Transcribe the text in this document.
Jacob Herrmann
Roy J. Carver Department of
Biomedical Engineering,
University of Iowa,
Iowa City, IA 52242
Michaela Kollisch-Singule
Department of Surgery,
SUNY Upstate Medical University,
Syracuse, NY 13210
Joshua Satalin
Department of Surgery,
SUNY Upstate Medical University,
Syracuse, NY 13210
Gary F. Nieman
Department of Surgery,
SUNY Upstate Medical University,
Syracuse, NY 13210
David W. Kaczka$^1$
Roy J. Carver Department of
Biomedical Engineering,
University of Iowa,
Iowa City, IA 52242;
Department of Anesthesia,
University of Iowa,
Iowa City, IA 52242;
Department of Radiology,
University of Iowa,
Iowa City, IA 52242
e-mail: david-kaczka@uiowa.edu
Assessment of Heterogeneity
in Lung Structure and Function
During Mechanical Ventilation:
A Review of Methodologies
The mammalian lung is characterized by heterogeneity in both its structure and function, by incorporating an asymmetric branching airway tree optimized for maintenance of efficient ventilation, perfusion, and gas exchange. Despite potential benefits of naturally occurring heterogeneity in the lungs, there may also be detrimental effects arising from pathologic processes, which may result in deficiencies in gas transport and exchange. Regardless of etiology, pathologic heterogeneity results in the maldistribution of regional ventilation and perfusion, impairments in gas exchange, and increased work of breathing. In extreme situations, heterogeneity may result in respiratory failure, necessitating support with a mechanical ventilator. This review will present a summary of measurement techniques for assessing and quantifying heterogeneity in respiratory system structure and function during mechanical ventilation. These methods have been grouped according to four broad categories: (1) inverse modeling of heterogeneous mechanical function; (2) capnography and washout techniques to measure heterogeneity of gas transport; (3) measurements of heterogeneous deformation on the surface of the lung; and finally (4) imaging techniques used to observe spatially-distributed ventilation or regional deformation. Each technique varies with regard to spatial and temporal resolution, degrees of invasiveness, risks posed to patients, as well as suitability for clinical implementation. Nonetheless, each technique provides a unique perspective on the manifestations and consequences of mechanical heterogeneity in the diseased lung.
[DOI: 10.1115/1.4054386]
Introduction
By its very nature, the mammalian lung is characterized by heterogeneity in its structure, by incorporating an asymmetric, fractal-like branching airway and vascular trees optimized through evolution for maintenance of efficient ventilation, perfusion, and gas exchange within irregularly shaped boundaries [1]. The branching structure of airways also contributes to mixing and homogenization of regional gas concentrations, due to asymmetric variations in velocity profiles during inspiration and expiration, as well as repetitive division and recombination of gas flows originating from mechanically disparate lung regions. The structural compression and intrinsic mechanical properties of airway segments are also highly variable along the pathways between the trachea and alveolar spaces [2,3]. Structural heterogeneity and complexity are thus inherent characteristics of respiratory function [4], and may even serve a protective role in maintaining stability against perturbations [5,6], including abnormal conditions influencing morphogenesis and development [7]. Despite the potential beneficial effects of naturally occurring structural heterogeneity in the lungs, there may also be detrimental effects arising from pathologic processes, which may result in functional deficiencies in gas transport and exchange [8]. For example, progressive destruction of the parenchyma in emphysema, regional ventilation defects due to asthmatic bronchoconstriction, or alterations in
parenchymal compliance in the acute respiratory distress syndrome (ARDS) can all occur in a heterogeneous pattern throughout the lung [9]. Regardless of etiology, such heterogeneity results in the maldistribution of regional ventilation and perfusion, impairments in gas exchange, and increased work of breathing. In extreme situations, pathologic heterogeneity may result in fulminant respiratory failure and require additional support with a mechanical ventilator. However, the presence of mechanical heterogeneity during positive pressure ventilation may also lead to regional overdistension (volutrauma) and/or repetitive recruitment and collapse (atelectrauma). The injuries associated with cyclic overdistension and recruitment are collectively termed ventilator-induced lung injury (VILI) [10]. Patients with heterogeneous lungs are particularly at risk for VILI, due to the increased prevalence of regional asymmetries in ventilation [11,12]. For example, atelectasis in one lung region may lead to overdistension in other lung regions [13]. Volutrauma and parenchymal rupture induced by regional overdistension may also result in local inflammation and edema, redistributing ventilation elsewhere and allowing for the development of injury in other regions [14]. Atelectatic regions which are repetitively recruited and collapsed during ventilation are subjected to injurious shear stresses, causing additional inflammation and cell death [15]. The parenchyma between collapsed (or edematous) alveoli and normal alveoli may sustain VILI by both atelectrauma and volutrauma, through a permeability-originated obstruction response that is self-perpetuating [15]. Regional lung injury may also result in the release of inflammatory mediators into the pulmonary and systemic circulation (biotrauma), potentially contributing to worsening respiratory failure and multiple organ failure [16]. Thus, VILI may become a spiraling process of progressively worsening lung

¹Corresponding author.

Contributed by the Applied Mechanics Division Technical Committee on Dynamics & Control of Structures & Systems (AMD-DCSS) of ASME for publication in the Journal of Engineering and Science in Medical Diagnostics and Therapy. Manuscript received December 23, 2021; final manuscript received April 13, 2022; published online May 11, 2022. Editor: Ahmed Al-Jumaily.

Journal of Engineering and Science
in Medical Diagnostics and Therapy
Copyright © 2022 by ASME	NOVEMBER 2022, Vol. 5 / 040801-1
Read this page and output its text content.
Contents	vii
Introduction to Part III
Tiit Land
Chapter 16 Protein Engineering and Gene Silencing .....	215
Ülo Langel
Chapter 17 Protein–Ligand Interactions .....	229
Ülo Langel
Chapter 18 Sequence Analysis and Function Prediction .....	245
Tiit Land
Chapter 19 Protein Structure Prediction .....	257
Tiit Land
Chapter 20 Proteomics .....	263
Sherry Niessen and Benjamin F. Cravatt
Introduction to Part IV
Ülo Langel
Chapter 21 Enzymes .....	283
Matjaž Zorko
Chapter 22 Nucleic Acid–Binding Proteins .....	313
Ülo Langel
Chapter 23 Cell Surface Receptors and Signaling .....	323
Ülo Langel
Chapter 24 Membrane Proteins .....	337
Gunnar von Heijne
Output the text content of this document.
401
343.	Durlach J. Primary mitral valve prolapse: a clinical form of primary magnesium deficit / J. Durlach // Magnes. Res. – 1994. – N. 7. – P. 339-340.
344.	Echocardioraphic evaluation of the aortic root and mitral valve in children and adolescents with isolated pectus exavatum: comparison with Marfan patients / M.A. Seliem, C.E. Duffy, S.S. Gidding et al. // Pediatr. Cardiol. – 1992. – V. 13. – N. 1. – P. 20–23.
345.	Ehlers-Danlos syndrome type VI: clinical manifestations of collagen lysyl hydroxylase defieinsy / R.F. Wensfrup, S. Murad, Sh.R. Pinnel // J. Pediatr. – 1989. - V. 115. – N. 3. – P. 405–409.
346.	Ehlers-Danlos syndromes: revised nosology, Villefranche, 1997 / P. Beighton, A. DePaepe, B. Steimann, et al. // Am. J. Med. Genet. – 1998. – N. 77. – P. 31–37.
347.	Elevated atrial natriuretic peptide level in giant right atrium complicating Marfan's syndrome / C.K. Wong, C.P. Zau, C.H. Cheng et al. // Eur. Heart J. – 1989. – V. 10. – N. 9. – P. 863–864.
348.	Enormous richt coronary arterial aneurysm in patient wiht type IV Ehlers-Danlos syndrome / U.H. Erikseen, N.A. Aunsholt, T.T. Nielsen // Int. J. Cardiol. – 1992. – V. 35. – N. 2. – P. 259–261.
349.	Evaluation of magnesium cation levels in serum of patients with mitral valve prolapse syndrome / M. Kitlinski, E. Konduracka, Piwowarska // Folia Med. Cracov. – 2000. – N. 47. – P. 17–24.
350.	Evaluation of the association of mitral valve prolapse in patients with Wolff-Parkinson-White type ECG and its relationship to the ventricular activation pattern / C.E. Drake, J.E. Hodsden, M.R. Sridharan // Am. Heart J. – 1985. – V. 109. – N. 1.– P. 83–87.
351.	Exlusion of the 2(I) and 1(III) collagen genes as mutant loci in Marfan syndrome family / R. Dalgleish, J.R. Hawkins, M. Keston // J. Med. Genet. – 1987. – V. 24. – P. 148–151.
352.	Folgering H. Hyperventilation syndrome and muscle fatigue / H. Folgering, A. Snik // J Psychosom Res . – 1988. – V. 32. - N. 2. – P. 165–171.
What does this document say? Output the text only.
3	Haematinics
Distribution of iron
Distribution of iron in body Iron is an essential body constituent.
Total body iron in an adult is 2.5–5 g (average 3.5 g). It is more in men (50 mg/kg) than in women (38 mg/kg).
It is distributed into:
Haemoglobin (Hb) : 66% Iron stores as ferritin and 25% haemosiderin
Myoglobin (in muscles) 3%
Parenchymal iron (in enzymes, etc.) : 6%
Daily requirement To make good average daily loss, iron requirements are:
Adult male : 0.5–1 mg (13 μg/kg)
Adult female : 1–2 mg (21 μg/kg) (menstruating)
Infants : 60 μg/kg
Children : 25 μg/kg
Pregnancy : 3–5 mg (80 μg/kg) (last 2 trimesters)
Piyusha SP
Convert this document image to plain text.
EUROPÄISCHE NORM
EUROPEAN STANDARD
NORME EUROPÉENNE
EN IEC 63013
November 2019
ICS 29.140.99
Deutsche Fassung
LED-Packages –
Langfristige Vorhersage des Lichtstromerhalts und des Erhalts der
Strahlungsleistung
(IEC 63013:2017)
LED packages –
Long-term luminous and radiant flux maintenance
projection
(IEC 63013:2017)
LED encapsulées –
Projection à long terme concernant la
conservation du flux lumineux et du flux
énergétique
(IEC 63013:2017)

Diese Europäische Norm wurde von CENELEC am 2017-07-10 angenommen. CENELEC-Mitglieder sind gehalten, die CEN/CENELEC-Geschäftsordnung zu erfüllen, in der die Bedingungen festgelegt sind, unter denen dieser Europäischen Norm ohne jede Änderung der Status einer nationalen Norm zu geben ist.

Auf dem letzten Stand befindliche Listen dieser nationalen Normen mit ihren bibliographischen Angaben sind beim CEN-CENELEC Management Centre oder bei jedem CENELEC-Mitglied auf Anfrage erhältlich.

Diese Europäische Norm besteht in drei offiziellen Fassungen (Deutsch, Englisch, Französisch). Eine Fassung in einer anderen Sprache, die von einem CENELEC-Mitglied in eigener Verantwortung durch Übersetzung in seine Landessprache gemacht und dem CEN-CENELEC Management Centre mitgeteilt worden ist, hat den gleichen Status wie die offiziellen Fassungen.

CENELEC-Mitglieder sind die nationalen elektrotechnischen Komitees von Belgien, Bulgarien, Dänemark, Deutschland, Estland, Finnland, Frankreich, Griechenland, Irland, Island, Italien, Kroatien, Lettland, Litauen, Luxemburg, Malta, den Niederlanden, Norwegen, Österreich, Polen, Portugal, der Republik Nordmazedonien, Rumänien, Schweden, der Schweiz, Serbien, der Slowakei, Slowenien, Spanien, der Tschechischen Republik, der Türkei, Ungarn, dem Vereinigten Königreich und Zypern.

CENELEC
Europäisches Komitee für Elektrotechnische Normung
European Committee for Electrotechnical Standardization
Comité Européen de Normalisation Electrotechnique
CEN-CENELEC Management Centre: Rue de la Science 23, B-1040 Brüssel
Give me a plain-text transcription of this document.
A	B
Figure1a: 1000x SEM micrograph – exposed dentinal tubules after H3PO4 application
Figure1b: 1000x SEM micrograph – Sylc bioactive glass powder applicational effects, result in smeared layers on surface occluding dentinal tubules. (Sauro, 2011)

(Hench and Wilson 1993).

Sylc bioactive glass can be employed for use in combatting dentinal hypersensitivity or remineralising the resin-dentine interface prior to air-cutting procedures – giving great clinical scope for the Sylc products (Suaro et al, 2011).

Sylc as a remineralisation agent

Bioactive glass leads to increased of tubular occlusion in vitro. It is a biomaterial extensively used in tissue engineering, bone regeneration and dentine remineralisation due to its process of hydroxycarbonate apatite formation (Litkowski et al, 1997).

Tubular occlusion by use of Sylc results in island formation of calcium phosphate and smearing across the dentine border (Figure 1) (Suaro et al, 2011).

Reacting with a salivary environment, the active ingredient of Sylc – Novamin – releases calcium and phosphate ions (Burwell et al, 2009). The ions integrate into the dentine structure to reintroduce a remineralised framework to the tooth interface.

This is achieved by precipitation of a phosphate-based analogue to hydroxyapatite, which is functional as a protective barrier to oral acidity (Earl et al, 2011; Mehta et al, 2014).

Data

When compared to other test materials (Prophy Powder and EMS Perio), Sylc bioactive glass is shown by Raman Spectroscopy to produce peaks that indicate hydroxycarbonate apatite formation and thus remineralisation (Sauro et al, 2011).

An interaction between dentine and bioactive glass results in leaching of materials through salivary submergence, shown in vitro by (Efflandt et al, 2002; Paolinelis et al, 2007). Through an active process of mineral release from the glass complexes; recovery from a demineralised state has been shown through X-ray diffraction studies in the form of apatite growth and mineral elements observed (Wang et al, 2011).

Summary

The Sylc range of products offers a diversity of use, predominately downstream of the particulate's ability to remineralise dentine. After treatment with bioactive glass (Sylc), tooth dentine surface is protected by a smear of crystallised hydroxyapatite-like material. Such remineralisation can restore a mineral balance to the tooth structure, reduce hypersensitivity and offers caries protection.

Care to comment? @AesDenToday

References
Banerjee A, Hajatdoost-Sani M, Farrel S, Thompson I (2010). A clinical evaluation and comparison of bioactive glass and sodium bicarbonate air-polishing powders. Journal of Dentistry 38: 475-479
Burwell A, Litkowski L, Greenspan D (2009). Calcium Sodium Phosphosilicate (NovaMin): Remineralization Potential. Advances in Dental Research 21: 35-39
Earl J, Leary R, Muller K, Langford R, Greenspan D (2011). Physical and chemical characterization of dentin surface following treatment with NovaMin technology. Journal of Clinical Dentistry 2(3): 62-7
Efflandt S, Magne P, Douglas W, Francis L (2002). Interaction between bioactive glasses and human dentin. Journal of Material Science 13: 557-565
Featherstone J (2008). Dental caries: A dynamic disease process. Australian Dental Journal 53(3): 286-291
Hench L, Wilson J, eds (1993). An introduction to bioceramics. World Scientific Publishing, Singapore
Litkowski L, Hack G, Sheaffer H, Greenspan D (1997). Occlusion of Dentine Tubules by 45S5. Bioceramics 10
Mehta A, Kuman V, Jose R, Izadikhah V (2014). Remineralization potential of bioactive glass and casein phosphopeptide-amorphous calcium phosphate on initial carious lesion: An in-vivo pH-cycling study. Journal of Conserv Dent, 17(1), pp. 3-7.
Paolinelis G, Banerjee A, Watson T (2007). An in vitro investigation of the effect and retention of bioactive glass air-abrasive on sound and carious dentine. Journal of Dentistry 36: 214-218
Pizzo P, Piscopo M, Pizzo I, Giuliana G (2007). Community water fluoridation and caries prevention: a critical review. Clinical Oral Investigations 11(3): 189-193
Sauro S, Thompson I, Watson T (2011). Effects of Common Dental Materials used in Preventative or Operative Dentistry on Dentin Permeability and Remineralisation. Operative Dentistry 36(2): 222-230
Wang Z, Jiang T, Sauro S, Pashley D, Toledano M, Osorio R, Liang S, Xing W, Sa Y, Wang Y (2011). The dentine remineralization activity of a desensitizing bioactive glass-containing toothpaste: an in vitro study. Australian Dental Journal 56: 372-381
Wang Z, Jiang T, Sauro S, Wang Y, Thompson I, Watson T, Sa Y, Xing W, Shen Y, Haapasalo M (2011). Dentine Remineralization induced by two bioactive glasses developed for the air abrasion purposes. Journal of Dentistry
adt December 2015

● Directions
Among the lines of the data above, find those with the word "December" and show them.

● Solution to the problem
Contributed by the Applied Mechanics Division Technical Committee on Dynamics & Control of Structures & Systems (AMD-DCSS) of ASME for publication in the Journal of Engineering and Science in Medical Diagnostics and Therapy. Manuscript received December 23, 2021; final manuscript received April 13, 2022; published online May 11, 2022. Editor: Ahmed Al-Jumaily.
adt December 2015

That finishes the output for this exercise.